**Required task:** Locate the string "Smoothed" in the records below. Copy every line where it occurs.

**Provided records:**
▼

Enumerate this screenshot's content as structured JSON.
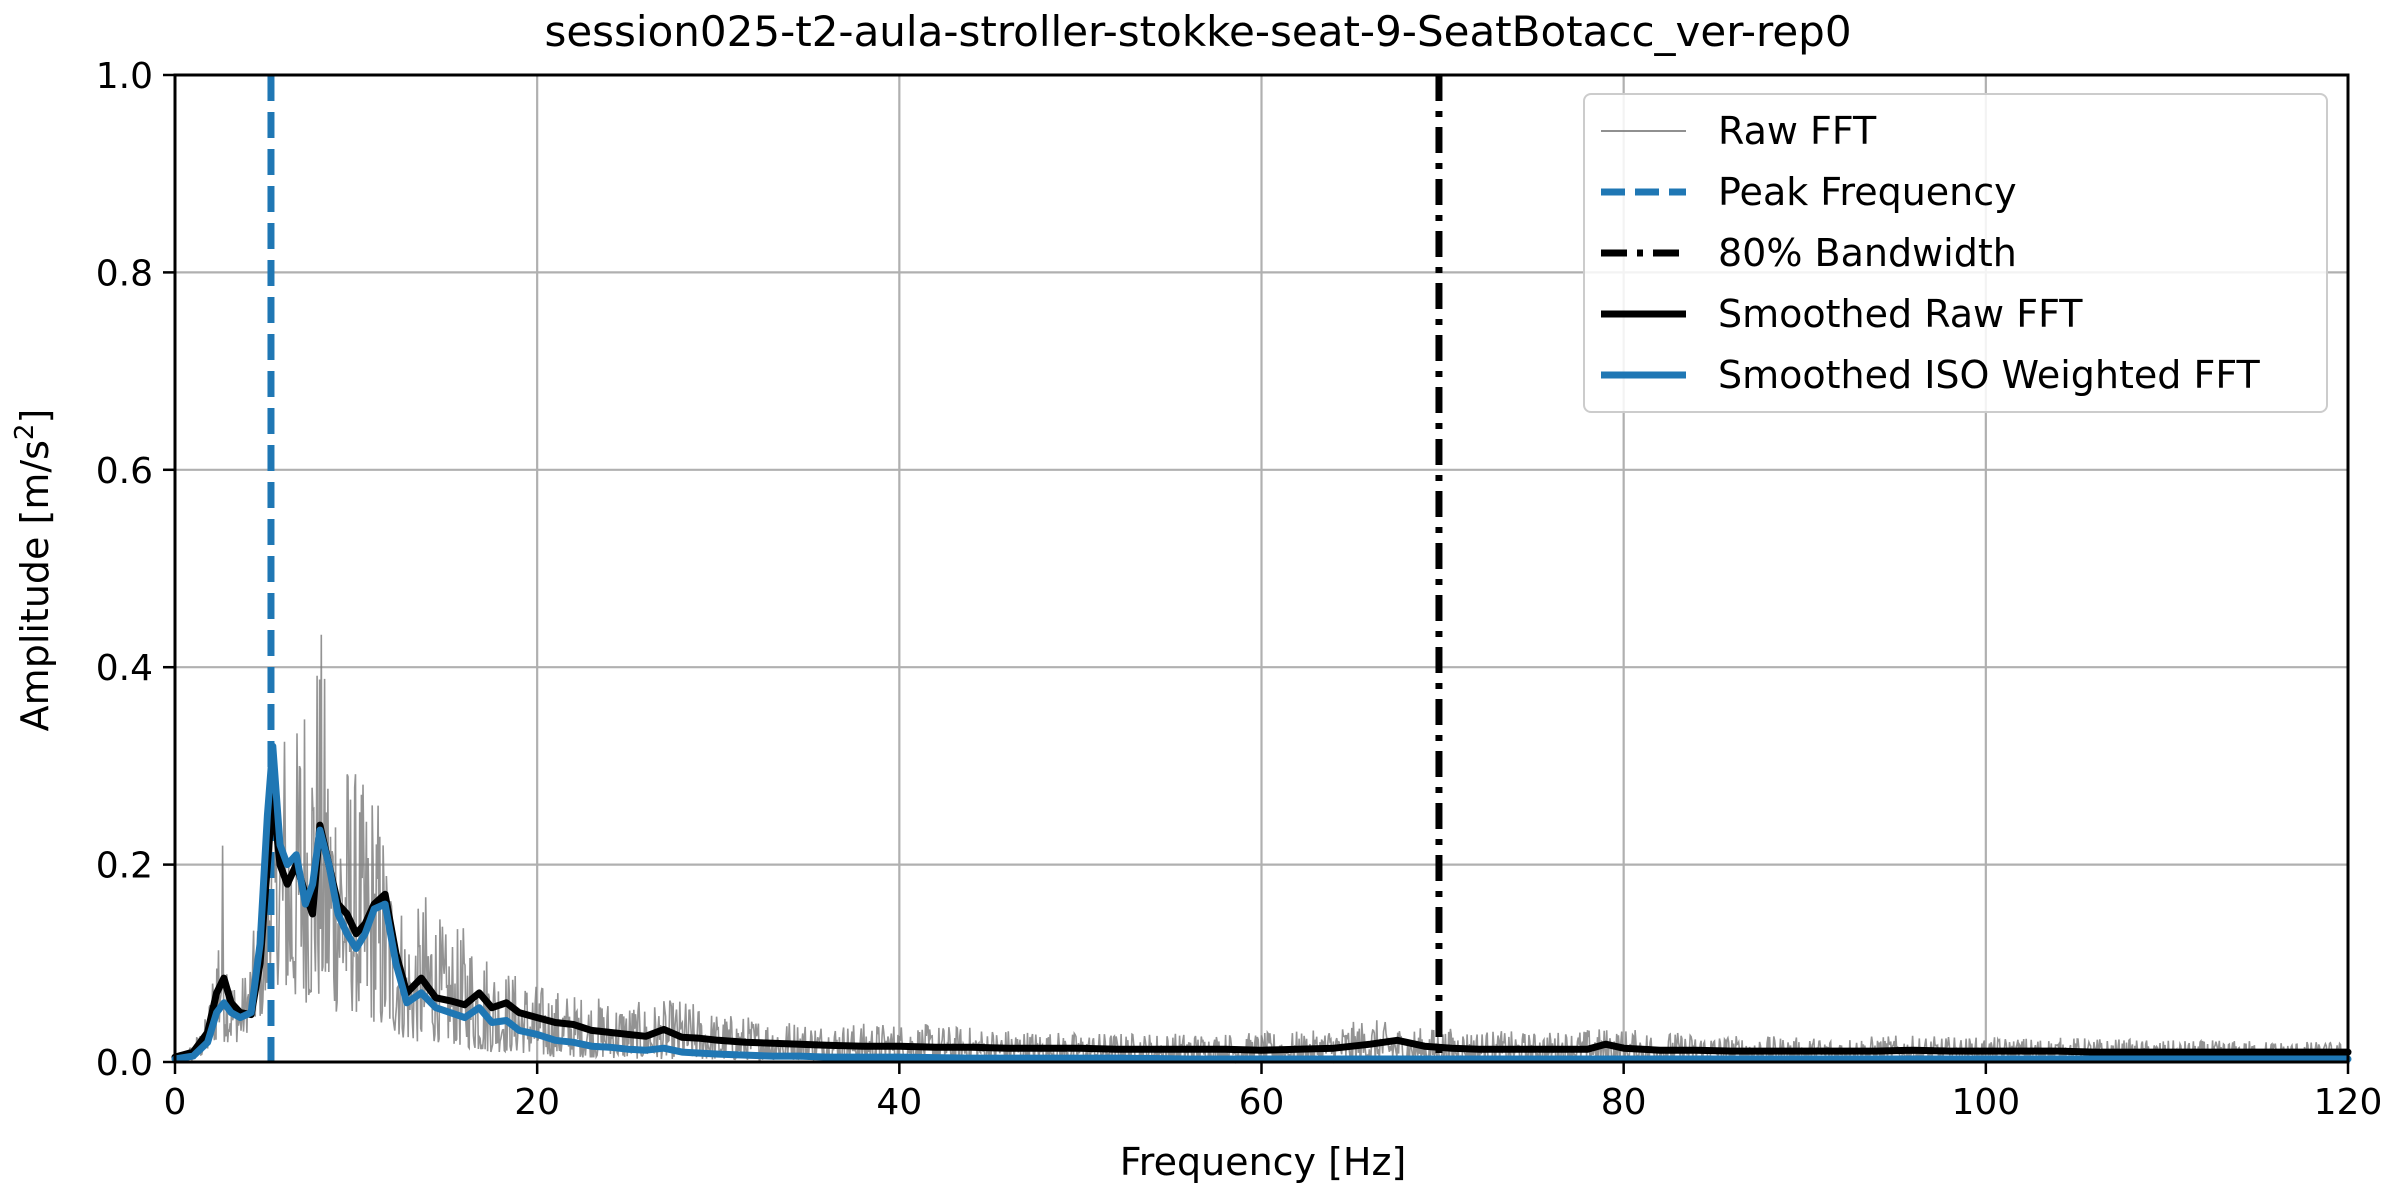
{
  "chart_data": {
    "type": "line",
    "title": "session025-t2-aula-stroller-stokke-seat-9-SeatBotacc_ver-rep0",
    "xlabel": "Frequency [Hz]",
    "ylabel": "Amplitude [m/s",
    "ylabel_superscript": "2",
    "ylabel_suffix": "]",
    "xlim": [
      0,
      120
    ],
    "ylim": [
      0,
      1.0
    ],
    "grid": true,
    "legend_position": "top-right",
    "x_ticks": [
      0,
      20,
      40,
      60,
      80,
      100,
      120
    ],
    "x_tick_labels": [
      "0",
      "20",
      "40",
      "60",
      "80",
      "100",
      "120"
    ],
    "y_ticks": [
      0.0,
      0.2,
      0.4,
      0.6,
      0.8,
      1.0
    ],
    "y_tick_labels": [
      "0.0",
      "0.2",
      "0.4",
      "0.6",
      "0.8",
      "1.0"
    ],
    "series": [
      {
        "name": "Raw FFT",
        "style": "thin",
        "color": "#808080",
        "envelope_x": [
          0,
          1,
          1.8,
          2.2,
          2.6,
          3.0,
          3.5,
          4.0,
          4.5,
          5.0,
          5.3,
          5.6,
          6.0,
          6.5,
          7.0,
          7.5,
          8.0,
          8.5,
          9.0,
          9.5,
          10.0,
          10.5,
          11.0,
          11.5,
          12.0,
          13.0,
          14.0,
          15.0,
          16.0,
          17.0,
          18.0,
          19.0,
          20.0,
          22.0,
          24.0,
          26.0,
          28.0,
          30.0,
          33.0,
          36.0,
          40.0,
          45.0,
          50.0,
          55.0,
          60.0,
          63.0,
          66.0,
          68.0,
          70.0,
          75.0,
          79.0,
          85.0,
          90.0,
          95.0,
          100.0,
          105.0,
          110.0,
          115.0,
          120.0
        ],
        "envelope_hi": [
          0.005,
          0.02,
          0.05,
          0.12,
          0.25,
          0.1,
          0.08,
          0.1,
          0.15,
          0.2,
          0.35,
          0.3,
          0.37,
          0.28,
          0.42,
          0.38,
          0.46,
          0.35,
          0.33,
          0.32,
          0.3,
          0.28,
          0.3,
          0.25,
          0.2,
          0.14,
          0.18,
          0.13,
          0.14,
          0.12,
          0.1,
          0.09,
          0.08,
          0.07,
          0.065,
          0.06,
          0.065,
          0.05,
          0.045,
          0.04,
          0.04,
          0.035,
          0.03,
          0.03,
          0.03,
          0.032,
          0.045,
          0.035,
          0.035,
          0.03,
          0.035,
          0.028,
          0.025,
          0.027,
          0.025,
          0.025,
          0.022,
          0.022,
          0.02
        ],
        "envelope_lo": [
          0.0,
          0.0,
          0.01,
          0.02,
          0.02,
          0.02,
          0.02,
          0.03,
          0.04,
          0.05,
          0.1,
          0.08,
          0.07,
          0.06,
          0.06,
          0.06,
          0.06,
          0.05,
          0.05,
          0.05,
          0.05,
          0.04,
          0.04,
          0.03,
          0.03,
          0.02,
          0.02,
          0.02,
          0.015,
          0.01,
          0.01,
          0.01,
          0.005,
          0.005,
          0.004,
          0.003,
          0.003,
          0.002,
          0.002,
          0.002,
          0.002,
          0.001,
          0.001,
          0.001,
          0.001,
          0.001,
          0.001,
          0.001,
          0.001,
          0.001,
          0.001,
          0.001,
          0.001,
          0.001,
          0.001,
          0.001,
          0.001,
          0.001,
          0.001
        ]
      },
      {
        "name": "Smoothed Raw FFT",
        "style": "solid",
        "color": "#000000",
        "x": [
          0,
          1.0,
          1.8,
          2.3,
          2.7,
          3.1,
          3.6,
          4.2,
          4.7,
          5.1,
          5.4,
          5.8,
          6.2,
          6.7,
          7.2,
          7.6,
          8.0,
          8.5,
          9.0,
          9.5,
          10.0,
          10.5,
          11.0,
          11.6,
          12.2,
          12.8,
          13.6,
          14.4,
          15.2,
          16.0,
          16.8,
          17.5,
          18.3,
          19.0,
          20.0,
          21.0,
          22.0,
          23.0,
          24.0,
          25.0,
          26.0,
          27.0,
          28.0,
          29.0,
          30.0,
          31.5,
          33.0,
          34.5,
          36.0,
          38.0,
          40.0,
          42.0,
          44.0,
          46.0,
          48.0,
          50.0,
          52.0,
          54.0,
          56.0,
          58.0,
          60.0,
          62.0,
          64.0,
          66.0,
          67.5,
          69.0,
          70.5,
          72.0,
          74.0,
          76.0,
          78.0,
          79.0,
          80.0,
          82.0,
          84.0,
          86.0,
          88.0,
          90.0,
          92.0,
          94.0,
          96.0,
          98.0,
          100.0,
          102.0,
          104.0,
          106.0,
          108.0,
          110.0,
          112.0,
          114.0,
          116.0,
          118.0,
          120.0
        ],
        "y": [
          0.005,
          0.01,
          0.03,
          0.07,
          0.085,
          0.06,
          0.05,
          0.048,
          0.1,
          0.2,
          0.27,
          0.2,
          0.18,
          0.2,
          0.17,
          0.15,
          0.24,
          0.2,
          0.16,
          0.15,
          0.13,
          0.14,
          0.16,
          0.17,
          0.11,
          0.07,
          0.085,
          0.065,
          0.062,
          0.058,
          0.07,
          0.055,
          0.06,
          0.05,
          0.045,
          0.04,
          0.038,
          0.032,
          0.03,
          0.028,
          0.026,
          0.033,
          0.025,
          0.024,
          0.022,
          0.02,
          0.019,
          0.018,
          0.017,
          0.016,
          0.016,
          0.015,
          0.015,
          0.014,
          0.014,
          0.014,
          0.013,
          0.013,
          0.013,
          0.013,
          0.012,
          0.013,
          0.014,
          0.018,
          0.022,
          0.016,
          0.014,
          0.013,
          0.013,
          0.013,
          0.013,
          0.018,
          0.014,
          0.012,
          0.012,
          0.011,
          0.011,
          0.011,
          0.011,
          0.011,
          0.012,
          0.011,
          0.011,
          0.011,
          0.011,
          0.01,
          0.01,
          0.01,
          0.01,
          0.01,
          0.01,
          0.01,
          0.01
        ]
      },
      {
        "name": "Smoothed ISO Weighted FFT",
        "style": "solid",
        "color": "#1f77b4",
        "x": [
          0,
          1.0,
          1.8,
          2.3,
          2.7,
          3.1,
          3.6,
          4.2,
          4.7,
          5.1,
          5.4,
          5.8,
          6.2,
          6.7,
          7.2,
          7.6,
          8.0,
          8.5,
          9.0,
          9.5,
          10.0,
          10.5,
          11.0,
          11.6,
          12.2,
          12.8,
          13.6,
          14.4,
          15.2,
          16.0,
          16.8,
          17.5,
          18.3,
          19.0,
          20.0,
          21.0,
          22.0,
          23.0,
          24.0,
          25.0,
          26.0,
          27.0,
          28.0,
          29.0,
          30.0,
          31.5,
          33.0,
          34.5,
          36.0,
          38.0,
          40.0,
          44.0,
          48.0,
          52.0,
          56.0,
          60.0,
          64.0,
          68.0,
          72.0,
          76.0,
          80.0,
          84.0,
          88.0,
          92.0,
          96.0,
          100.0,
          104.0,
          108.0,
          112.0,
          116.0,
          120.0
        ],
        "y": [
          0.003,
          0.006,
          0.02,
          0.05,
          0.06,
          0.05,
          0.045,
          0.05,
          0.12,
          0.25,
          0.32,
          0.22,
          0.2,
          0.21,
          0.16,
          0.18,
          0.235,
          0.2,
          0.15,
          0.13,
          0.115,
          0.13,
          0.155,
          0.16,
          0.1,
          0.06,
          0.07,
          0.055,
          0.05,
          0.045,
          0.055,
          0.04,
          0.042,
          0.032,
          0.028,
          0.022,
          0.02,
          0.016,
          0.015,
          0.013,
          0.012,
          0.014,
          0.01,
          0.009,
          0.008,
          0.007,
          0.006,
          0.006,
          0.005,
          0.005,
          0.005,
          0.004,
          0.004,
          0.004,
          0.003,
          0.003,
          0.003,
          0.003,
          0.003,
          0.003,
          0.003,
          0.003,
          0.003,
          0.003,
          0.003,
          0.003,
          0.003,
          0.003,
          0.003,
          0.003,
          0.003
        ]
      }
    ],
    "vertical_lines": [
      {
        "name": "Peak Frequency",
        "x": 5.3,
        "style": "dashed",
        "color": "#1f77b4"
      },
      {
        "name": "80% Bandwidth",
        "x": 69.8,
        "style": "dashdot",
        "color": "#000000"
      }
    ],
    "legend": [
      {
        "label": "Raw FFT",
        "style": "thin",
        "color": "#808080"
      },
      {
        "label": "Peak Frequency",
        "style": "dashed",
        "color": "#1f77b4"
      },
      {
        "label": "80% Bandwidth",
        "style": "dashdot",
        "color": "#000000"
      },
      {
        "label": "Smoothed Raw FFT",
        "style": "solid",
        "color": "#000000"
      },
      {
        "label": "Smoothed ISO Weighted FFT",
        "style": "solid",
        "color": "#1f77b4"
      }
    ]
  }
}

▲

**Result of the exercise:**
        "name": "Smoothed Raw FFT",
        "name": "Smoothed ISO Weighted FFT",
        "label": "Smoothed Raw FFT",
        "label": "Smoothed ISO Weighted FFT",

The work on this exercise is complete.